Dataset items

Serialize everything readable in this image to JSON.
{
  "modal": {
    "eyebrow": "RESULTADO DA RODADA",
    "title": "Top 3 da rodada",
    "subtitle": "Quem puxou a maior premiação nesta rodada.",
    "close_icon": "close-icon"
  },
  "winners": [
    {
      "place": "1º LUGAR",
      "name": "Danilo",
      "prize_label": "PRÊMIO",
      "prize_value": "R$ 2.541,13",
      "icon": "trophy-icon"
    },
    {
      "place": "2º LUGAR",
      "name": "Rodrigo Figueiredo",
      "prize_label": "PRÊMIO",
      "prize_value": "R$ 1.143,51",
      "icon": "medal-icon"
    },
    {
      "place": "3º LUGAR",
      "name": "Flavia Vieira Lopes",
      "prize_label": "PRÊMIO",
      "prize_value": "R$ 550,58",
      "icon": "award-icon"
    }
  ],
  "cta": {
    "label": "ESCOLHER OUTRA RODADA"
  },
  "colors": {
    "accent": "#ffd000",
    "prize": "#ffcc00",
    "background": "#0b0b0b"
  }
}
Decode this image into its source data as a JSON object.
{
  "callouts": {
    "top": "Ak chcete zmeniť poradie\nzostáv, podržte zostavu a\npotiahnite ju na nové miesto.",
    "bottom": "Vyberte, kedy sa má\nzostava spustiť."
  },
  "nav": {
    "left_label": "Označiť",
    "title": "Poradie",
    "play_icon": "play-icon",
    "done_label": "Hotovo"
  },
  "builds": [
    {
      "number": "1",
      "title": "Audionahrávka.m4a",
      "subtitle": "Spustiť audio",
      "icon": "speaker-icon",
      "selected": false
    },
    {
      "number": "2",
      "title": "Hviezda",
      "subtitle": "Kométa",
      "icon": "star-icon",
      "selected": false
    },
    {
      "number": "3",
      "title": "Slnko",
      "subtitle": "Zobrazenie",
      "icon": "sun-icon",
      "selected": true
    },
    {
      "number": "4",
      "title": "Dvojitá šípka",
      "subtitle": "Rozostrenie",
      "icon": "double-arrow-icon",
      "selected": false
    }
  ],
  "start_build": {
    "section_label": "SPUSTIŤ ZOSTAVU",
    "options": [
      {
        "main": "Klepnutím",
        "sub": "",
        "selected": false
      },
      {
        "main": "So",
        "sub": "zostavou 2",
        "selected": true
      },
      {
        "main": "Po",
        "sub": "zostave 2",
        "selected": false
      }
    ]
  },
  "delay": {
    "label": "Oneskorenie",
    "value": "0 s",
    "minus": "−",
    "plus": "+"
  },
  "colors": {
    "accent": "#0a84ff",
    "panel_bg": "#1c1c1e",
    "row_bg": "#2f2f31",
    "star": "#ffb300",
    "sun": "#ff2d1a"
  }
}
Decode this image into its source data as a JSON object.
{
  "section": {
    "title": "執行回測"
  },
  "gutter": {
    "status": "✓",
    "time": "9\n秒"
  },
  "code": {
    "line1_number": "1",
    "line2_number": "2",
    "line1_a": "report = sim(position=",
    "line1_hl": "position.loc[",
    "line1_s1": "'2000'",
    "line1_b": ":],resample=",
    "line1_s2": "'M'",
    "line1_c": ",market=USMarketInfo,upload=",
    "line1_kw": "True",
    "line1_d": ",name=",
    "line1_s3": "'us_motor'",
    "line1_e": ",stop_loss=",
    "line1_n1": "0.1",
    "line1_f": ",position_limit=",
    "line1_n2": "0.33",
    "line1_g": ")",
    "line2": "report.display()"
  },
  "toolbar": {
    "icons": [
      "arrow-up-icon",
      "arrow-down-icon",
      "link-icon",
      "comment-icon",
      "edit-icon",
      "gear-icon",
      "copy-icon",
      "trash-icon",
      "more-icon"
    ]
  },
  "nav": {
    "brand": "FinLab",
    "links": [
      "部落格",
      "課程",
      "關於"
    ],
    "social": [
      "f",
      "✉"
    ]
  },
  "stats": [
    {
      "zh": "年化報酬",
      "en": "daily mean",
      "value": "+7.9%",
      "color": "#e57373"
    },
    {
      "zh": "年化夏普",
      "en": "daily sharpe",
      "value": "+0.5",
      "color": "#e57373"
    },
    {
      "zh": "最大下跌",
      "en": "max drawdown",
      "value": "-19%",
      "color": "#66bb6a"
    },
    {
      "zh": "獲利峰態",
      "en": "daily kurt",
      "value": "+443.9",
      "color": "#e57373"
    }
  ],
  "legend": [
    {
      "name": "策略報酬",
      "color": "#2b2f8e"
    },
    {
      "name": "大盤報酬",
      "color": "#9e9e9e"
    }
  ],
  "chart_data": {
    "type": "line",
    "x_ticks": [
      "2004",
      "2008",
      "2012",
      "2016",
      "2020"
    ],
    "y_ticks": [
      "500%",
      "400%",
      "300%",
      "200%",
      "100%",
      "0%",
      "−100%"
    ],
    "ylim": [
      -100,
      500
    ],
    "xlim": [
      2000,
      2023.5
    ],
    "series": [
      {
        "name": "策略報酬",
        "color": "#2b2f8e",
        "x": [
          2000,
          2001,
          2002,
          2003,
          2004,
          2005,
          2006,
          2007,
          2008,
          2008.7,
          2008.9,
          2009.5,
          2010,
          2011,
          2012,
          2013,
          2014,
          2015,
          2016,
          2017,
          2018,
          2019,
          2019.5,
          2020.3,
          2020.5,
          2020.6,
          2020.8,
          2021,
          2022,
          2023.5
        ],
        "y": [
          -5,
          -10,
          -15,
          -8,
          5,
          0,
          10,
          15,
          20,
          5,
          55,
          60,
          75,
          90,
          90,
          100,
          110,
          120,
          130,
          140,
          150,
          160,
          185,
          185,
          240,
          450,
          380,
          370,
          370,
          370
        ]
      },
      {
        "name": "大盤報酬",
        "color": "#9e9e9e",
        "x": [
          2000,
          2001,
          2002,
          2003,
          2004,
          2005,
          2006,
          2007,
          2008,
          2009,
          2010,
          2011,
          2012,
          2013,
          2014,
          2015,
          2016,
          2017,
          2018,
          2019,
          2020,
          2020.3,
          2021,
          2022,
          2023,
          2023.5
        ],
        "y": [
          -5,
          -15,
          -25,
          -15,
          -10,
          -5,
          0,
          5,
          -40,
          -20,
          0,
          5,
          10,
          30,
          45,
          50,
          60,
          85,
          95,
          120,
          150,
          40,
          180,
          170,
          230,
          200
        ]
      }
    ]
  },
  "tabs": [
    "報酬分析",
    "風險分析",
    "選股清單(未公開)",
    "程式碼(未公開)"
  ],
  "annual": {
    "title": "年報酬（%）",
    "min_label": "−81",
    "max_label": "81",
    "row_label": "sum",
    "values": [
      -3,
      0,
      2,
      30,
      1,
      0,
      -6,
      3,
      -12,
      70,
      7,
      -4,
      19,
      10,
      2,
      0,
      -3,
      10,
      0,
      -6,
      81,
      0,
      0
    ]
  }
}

• _Task instructions_: Above are some records; extract every one of them exactly.

• _Complete answer_:
Serialize everything readable in this image to JSON.
{
  "modal": {
    "eyebrow": "RESULTADO DA RODADA",
    "title": "Top 3 da rodada",
    "subtitle": "Quem puxou a maior premiação nesta rodada.",
    "close_icon": "close-icon"
  },
  "winners": [
    {
      "place": "1º LUGAR",
      "name": "Danilo",
      "prize_label": "PRÊMIO",
      "prize_value": "R$ 2.541,13",
      "icon": "trophy-icon"
    },
    {
      "place": "2º LUGAR",
      "name": "Rodrigo Figueiredo",
      "prize_label": "PRÊMIO",
      "prize_value": "R$ 1.143,51",
      "icon": "medal-icon"
    },
    {
      "place": "3º LUGAR",
      "name": "Flavia Vieira Lopes",
      "prize_label": "PRÊMIO",
      "prize_value": "R$ 550,58",
      "icon": "award-icon"
    }
  ],
  "cta": {
    "label": "ESCOLHER OUTRA RODADA"
  },
  "colors": {
    "accent": "#ffd000",
    "prize": "#ffcc00",
    "background": "#0b0b0b"
  }
}
Decode this image into its source data as a JSON object.
{
  "callouts": {
    "top": "Ak chcete zmeniť poradie\nzostáv, podržte zostavu a\npotiahnite ju na nové miesto.",
    "bottom": "Vyberte, kedy sa má\nzostava spustiť."
  },
  "nav": {
    "left_label": "Označiť",
    "title": "Poradie",
    "play_icon": "play-icon",
    "done_label": "Hotovo"
  },
  "builds": [
    {
      "number": "1",
      "title": "Audionahrávka.m4a",
      "subtitle": "Spustiť audio",
      "icon": "speaker-icon",
      "selected": false
    },
    {
      "number": "2",
      "title": "Hviezda",
      "subtitle": "Kométa",
      "icon": "star-icon",
      "selected": false
    },
    {
      "number": "3",
      "title": "Slnko",
      "subtitle": "Zobrazenie",
      "icon": "sun-icon",
      "selected": true
    },
    {
      "number": "4",
      "title": "Dvojitá šípka",
      "subtitle": "Rozostrenie",
      "icon": "double-arrow-icon",
      "selected": false
    }
  ],
  "start_build": {
    "section_label": "SPUSTIŤ ZOSTAVU",
    "options": [
      {
        "main": "Klepnutím",
        "sub": "",
        "selected": false
      },
      {
        "main": "So",
        "sub": "zostavou 2",
        "selected": true
      },
      {
        "main": "Po",
        "sub": "zostave 2",
        "selected": false
      }
    ]
  },
  "delay": {
    "label": "Oneskorenie",
    "value": "0 s",
    "minus": "−",
    "plus": "+"
  },
  "colors": {
    "accent": "#0a84ff",
    "panel_bg": "#1c1c1e",
    "row_bg": "#2f2f31",
    "star": "#ffb300",
    "sun": "#ff2d1a"
  }
}
Decode this image into its source data as a JSON object.
{
  "section": {
    "title": "執行回測"
  },
  "gutter": {
    "status": "✓",
    "time": "9\n秒"
  },
  "code": {
    "line1_number": "1",
    "line2_number": "2",
    "line1_a": "report = sim(position=",
    "line1_hl": "position.loc[",
    "line1_s1": "'2000'",
    "line1_b": ":],resample=",
    "line1_s2": "'M'",
    "line1_c": ",market=USMarketInfo,upload=",
    "line1_kw": "True",
    "line1_d": ",name=",
    "line1_s3": "'us_motor'",
    "line1_e": ",stop_loss=",
    "line1_n1": "0.1",
    "line1_f": ",position_limit=",
    "line1_n2": "0.33",
    "line1_g": ")",
    "line2": "report.display()"
  },
  "toolbar": {
    "icons": [
      "arrow-up-icon",
      "arrow-down-icon",
      "link-icon",
      "comment-icon",
      "edit-icon",
      "gear-icon",
      "copy-icon",
      "trash-icon",
      "more-icon"
    ]
  },
  "nav": {
    "brand": "FinLab",
    "links": [
      "部落格",
      "課程",
      "關於"
    ],
    "social": [
      "f",
      "✉"
    ]
  },
  "stats": [
    {
      "zh": "年化報酬",
      "en": "daily mean",
      "value": "+7.9%",
      "color": "#e57373"
    },
    {
      "zh": "年化夏普",
      "en": "daily sharpe",
      "value": "+0.5",
      "color": "#e57373"
    },
    {
      "zh": "最大下跌",
      "en": "max drawdown",
      "value": "-19%",
      "color": "#66bb6a"
    },
    {
      "zh": "獲利峰態",
      "en": "daily kurt",
      "value": "+443.9",
      "color": "#e57373"
    }
  ],
  "legend": [
    {
      "name": "策略報酬",
      "color": "#2b2f8e"
    },
    {
      "name": "大盤報酬",
      "color": "#9e9e9e"
    }
  ],
  "chart_data": {
    "type": "line",
    "x_ticks": [
      "2004",
      "2008",
      "2012",
      "2016",
      "2020"
    ],
    "y_ticks": [
      "500%",
      "400%",
      "300%",
      "200%",
      "100%",
      "0%",
      "−100%"
    ],
    "ylim": [
      -100,
      500
    ],
    "xlim": [
      2000,
      2023.5
    ],
    "series": [
      {
        "name": "策略報酬",
        "color": "#2b2f8e",
        "x": [
          2000,
          2001,
          2002,
          2003,
          2004,
          2005,
          2006,
          2007,
          2008,
          2008.7,
          2008.9,
          2009.5,
          2010,
          2011,
          2012,
          2013,
          2014,
          2015,
          2016,
          2017,
          2018,
          2019,
          2019.5,
          2020.3,
          2020.5,
          2020.6,
          2020.8,
          2021,
          2022,
          2023.5
        ],
        "y": [
          -5,
          -10,
          -15,
          -8,
          5,
          0,
          10,
          15,
          20,
          5,
          55,
          60,
          75,
          90,
          90,
          100,
          110,
          120,
          130,
          140,
          150,
          160,
          185,
          185,
          240,
          450,
          380,
          370,
          370,
          370
        ]
      },
      {
        "name": "大盤報酬",
        "color": "#9e9e9e",
        "x": [
          2000,
          2001,
          2002,
          2003,
          2004,
          2005,
          2006,
          2007,
          2008,
          2009,
          2010,
          2011,
          2012,
          2013,
          2014,
          2015,
          2016,
          2017,
          2018,
          2019,
          2020,
          2020.3,
          2021,
          2022,
          2023,
          2023.5
        ],
        "y": [
          -5,
          -15,
          -25,
          -15,
          -10,
          -5,
          0,
          5,
          -40,
          -20,
          0,
          5,
          10,
          30,
          45,
          50,
          60,
          85,
          95,
          120,
          150,
          40,
          180,
          170,
          230,
          200
        ]
      }
    ]
  },
  "tabs": [
    "報酬分析",
    "風險分析",
    "選股清單(未公開)",
    "程式碼(未公開)"
  ],
  "annual": {
    "title": "年報酬（%）",
    "min_label": "−81",
    "max_label": "81",
    "row_label": "sum",
    "values": [
      -3,
      0,
      2,
      30,
      1,
      0,
      -6,
      3,
      -12,
      70,
      7,
      -4,
      19,
      10,
      2,
      0,
      -3,
      10,
      0,
      -6,
      81,
      0,
      0
    ]
  }
}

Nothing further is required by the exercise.